**Prompt**
From the entries below, list each line with "University".

**Dataset records**
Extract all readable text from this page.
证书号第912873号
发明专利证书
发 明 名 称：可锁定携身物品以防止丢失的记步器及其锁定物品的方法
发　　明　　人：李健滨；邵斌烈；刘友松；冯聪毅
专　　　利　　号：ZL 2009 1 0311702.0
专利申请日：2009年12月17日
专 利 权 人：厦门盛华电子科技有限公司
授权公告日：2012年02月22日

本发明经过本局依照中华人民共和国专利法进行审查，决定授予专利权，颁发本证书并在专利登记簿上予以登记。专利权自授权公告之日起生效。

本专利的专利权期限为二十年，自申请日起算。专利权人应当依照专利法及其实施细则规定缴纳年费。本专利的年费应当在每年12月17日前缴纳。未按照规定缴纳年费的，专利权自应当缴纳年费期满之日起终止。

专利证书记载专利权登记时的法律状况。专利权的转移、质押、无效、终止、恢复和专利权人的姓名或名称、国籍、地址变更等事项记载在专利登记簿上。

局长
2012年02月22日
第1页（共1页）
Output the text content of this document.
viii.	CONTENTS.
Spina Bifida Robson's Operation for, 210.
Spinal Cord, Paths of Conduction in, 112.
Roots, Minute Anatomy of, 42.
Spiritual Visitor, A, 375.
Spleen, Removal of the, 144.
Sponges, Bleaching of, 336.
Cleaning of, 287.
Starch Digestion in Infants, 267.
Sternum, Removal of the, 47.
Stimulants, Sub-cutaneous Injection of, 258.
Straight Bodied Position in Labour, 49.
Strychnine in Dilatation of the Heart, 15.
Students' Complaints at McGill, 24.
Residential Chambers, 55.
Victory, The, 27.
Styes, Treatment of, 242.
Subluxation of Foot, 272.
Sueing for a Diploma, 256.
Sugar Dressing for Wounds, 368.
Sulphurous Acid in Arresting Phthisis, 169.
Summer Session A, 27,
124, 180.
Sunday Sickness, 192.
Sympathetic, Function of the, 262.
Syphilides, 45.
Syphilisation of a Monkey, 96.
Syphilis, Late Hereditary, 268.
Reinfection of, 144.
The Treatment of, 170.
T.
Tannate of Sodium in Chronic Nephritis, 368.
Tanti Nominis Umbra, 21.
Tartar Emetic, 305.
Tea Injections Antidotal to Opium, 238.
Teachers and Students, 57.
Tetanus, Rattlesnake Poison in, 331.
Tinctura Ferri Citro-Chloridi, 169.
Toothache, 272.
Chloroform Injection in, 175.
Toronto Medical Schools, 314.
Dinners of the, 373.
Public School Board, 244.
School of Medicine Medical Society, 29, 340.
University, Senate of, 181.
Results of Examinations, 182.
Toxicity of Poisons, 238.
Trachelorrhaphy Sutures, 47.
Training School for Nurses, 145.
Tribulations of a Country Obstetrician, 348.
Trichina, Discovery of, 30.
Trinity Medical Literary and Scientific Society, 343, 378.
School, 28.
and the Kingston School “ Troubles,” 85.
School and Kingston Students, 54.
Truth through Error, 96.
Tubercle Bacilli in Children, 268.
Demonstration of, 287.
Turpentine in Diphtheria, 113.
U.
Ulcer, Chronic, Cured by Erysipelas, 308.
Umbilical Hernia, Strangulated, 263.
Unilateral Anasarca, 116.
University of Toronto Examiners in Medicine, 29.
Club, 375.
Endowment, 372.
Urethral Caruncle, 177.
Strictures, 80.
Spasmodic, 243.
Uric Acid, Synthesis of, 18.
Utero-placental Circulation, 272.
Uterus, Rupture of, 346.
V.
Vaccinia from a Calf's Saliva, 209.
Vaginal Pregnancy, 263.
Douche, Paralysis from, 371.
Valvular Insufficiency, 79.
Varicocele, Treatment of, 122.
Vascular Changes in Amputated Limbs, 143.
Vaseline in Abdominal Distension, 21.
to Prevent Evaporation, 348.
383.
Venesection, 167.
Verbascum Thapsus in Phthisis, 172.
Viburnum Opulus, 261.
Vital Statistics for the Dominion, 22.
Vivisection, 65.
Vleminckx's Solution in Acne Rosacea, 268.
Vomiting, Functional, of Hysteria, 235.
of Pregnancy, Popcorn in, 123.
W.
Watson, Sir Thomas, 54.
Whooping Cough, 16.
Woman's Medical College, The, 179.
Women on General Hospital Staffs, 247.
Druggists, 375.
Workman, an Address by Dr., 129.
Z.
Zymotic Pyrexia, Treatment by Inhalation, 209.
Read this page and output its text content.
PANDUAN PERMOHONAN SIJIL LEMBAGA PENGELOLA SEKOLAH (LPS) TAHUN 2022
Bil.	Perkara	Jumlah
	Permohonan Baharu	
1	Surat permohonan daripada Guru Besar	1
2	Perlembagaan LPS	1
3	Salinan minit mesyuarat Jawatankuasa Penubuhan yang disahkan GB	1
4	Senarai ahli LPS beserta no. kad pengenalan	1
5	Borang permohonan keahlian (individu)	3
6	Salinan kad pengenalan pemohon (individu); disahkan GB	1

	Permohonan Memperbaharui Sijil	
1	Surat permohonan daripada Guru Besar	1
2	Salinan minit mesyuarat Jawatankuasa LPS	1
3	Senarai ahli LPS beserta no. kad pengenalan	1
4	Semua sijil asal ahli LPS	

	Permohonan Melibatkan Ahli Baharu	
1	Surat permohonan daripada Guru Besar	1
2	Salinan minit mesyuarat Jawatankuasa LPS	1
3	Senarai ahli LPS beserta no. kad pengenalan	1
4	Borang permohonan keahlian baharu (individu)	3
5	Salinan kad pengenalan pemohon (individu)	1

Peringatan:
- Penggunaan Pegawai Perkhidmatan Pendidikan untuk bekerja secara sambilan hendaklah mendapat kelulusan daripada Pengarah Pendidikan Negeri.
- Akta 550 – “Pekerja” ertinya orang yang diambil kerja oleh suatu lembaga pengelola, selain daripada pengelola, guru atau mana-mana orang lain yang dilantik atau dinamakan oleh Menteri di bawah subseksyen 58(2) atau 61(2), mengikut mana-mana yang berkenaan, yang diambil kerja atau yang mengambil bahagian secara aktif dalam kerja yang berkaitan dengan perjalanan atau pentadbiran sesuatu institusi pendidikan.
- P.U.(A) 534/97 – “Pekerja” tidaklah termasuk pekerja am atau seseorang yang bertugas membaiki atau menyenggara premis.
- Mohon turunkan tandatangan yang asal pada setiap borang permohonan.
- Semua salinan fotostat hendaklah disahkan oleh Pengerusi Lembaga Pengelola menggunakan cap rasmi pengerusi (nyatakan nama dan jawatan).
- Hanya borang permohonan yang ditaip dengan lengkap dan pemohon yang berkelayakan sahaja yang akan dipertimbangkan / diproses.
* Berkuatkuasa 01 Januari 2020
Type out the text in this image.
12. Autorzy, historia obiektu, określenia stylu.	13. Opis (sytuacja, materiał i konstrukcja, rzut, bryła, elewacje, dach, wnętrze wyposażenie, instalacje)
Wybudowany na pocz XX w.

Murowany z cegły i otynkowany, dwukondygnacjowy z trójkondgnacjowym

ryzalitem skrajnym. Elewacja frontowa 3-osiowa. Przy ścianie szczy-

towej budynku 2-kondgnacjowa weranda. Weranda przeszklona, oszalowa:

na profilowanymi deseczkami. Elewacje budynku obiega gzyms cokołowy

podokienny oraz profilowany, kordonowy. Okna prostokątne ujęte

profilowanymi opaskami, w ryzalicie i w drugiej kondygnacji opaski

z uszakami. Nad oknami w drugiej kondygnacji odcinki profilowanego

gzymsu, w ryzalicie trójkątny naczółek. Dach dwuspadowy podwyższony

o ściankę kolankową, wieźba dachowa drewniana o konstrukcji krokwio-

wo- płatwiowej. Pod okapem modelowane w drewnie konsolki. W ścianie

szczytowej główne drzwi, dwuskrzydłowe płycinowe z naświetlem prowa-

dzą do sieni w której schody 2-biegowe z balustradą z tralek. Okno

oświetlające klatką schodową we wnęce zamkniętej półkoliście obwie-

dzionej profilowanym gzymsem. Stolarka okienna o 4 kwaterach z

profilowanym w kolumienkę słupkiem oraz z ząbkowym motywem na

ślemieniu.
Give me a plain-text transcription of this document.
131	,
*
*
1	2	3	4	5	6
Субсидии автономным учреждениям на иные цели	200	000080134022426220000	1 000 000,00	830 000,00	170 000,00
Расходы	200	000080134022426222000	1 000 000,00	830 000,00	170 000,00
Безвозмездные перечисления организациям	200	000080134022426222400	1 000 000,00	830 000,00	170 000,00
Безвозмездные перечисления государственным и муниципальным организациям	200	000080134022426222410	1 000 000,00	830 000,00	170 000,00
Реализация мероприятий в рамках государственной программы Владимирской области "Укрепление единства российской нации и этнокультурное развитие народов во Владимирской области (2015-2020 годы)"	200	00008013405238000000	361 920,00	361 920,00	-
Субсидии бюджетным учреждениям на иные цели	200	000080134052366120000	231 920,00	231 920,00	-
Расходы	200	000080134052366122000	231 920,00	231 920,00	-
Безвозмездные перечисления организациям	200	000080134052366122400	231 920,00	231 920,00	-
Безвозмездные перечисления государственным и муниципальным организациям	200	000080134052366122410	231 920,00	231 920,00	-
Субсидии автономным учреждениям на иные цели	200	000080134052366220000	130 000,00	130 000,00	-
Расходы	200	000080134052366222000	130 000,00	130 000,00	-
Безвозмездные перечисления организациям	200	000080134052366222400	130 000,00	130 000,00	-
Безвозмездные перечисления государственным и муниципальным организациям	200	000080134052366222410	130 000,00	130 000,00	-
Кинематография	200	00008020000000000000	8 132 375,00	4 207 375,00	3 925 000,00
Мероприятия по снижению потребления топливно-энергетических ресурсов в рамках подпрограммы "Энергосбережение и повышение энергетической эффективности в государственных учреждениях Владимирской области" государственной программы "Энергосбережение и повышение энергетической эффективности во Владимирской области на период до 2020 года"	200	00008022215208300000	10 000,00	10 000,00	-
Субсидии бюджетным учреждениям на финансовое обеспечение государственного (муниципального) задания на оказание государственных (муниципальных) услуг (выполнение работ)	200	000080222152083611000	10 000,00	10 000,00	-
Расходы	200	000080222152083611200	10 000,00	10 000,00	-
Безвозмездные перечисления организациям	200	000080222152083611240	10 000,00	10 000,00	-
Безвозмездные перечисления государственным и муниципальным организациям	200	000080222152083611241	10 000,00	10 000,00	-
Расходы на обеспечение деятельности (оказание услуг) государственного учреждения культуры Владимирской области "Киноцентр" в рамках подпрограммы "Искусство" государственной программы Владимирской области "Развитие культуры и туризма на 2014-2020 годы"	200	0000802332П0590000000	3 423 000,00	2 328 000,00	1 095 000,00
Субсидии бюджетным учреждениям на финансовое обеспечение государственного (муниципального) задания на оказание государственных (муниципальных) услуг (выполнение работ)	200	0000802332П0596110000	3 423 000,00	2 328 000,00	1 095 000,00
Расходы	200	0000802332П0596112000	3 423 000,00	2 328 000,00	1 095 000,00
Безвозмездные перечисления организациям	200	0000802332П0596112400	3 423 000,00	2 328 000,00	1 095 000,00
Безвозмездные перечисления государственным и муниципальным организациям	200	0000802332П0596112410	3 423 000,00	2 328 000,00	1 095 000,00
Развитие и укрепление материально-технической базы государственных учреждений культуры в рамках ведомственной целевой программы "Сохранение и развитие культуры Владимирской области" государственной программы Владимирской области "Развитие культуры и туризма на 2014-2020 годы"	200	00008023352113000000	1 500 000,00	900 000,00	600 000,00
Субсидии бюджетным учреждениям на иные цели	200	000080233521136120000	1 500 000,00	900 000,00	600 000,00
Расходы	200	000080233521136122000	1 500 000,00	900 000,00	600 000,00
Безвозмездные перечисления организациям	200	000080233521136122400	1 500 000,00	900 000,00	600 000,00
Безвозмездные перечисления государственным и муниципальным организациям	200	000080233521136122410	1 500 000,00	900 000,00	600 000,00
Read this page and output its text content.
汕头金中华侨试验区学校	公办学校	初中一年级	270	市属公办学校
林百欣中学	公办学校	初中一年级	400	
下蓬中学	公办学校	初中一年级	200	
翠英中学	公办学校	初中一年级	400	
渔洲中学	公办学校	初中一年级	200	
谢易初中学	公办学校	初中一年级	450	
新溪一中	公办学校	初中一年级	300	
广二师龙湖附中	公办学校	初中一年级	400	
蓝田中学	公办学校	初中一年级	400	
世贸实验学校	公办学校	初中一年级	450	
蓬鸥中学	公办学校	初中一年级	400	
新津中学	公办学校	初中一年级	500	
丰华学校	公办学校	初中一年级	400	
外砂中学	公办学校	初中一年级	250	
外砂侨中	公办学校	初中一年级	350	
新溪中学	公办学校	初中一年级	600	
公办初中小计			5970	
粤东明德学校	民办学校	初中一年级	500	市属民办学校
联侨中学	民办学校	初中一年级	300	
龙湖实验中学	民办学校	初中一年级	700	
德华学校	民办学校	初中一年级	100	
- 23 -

**Solution to this problem**
University, Senate of, 181.
University of Toronto Examiners in Medicine, 29.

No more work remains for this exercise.